begin DATASET CONTENT

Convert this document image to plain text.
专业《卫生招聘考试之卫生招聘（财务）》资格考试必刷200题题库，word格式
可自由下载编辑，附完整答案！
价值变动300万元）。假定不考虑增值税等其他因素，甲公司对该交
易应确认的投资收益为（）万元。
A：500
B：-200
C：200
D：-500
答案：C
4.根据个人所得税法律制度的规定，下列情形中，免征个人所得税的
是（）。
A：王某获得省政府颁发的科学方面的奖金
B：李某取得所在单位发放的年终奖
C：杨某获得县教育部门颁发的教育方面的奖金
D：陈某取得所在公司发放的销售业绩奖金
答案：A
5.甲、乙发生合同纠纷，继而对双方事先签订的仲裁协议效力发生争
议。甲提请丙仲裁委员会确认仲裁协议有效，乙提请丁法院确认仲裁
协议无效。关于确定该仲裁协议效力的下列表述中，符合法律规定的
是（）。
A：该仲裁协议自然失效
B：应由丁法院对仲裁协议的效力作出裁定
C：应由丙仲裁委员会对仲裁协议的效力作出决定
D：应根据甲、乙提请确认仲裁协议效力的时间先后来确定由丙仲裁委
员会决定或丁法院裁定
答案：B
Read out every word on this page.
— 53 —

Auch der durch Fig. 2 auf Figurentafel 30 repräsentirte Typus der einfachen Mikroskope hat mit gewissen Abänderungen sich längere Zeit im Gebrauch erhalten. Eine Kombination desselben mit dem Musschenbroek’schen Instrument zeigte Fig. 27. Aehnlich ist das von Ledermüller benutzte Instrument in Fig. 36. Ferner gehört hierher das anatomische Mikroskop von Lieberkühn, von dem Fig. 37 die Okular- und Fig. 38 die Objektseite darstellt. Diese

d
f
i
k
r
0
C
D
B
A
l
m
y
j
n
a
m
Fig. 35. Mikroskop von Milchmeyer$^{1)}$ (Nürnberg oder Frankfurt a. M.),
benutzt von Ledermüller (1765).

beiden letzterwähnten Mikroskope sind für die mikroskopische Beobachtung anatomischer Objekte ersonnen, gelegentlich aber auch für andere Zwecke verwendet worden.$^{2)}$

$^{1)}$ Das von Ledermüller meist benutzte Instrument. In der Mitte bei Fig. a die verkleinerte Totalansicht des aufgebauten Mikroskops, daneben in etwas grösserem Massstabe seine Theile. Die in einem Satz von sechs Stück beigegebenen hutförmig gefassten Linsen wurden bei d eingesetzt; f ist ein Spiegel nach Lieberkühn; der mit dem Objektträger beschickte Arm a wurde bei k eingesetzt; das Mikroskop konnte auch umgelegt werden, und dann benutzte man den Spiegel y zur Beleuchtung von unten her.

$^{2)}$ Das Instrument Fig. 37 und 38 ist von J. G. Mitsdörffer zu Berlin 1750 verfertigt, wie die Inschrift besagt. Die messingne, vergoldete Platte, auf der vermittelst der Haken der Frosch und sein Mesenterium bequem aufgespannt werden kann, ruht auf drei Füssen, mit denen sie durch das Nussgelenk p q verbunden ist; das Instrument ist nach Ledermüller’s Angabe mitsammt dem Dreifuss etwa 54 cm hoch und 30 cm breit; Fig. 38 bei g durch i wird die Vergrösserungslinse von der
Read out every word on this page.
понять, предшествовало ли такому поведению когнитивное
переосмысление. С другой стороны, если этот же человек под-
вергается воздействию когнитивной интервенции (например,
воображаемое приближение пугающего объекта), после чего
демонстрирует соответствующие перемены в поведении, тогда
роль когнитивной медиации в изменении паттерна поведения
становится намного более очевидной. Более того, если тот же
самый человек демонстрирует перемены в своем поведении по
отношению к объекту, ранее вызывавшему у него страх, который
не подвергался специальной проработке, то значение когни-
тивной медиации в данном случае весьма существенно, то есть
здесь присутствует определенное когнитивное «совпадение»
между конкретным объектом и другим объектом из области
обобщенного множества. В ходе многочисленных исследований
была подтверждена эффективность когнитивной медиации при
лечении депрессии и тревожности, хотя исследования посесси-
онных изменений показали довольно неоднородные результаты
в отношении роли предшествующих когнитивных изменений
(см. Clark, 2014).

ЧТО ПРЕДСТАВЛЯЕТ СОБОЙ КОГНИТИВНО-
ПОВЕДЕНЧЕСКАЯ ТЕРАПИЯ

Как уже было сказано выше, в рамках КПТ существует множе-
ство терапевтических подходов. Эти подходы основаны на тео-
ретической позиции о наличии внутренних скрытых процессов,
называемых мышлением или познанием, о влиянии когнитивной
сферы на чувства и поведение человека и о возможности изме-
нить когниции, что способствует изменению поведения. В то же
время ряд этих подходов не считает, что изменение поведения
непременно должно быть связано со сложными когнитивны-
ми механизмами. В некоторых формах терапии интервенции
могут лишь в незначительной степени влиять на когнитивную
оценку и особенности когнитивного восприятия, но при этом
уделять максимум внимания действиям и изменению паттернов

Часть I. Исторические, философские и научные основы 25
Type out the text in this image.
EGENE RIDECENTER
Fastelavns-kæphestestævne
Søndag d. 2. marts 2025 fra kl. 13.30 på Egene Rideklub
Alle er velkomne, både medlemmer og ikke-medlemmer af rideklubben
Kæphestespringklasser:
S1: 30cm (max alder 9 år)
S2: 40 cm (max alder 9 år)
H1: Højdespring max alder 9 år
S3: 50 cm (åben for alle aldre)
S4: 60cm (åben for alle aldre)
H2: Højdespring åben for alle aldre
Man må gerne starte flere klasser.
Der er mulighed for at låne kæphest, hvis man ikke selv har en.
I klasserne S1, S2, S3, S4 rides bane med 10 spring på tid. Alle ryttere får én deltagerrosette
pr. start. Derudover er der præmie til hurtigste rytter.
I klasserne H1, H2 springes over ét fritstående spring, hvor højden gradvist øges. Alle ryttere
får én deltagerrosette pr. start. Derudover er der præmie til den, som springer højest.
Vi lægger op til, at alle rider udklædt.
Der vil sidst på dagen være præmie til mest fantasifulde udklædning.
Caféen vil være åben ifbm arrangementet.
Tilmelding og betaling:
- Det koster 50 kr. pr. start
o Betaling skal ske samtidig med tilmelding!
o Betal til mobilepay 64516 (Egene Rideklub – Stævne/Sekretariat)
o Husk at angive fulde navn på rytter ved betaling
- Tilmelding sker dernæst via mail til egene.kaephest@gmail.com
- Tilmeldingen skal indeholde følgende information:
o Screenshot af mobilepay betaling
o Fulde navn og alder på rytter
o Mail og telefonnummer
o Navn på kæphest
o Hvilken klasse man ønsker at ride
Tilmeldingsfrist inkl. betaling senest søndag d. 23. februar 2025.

end DATASET CONTENT

DESCRIPTION OF THE TASK: List the lines of the entries that include "åben".

WRITTEN RESPONSE:
S3: 50 cm (åben for alle aldre)
S4: 60cm (åben for alle aldre)
H2: Højdespring åben for alle aldre
Caféen vil være åben ifbm arrangementet.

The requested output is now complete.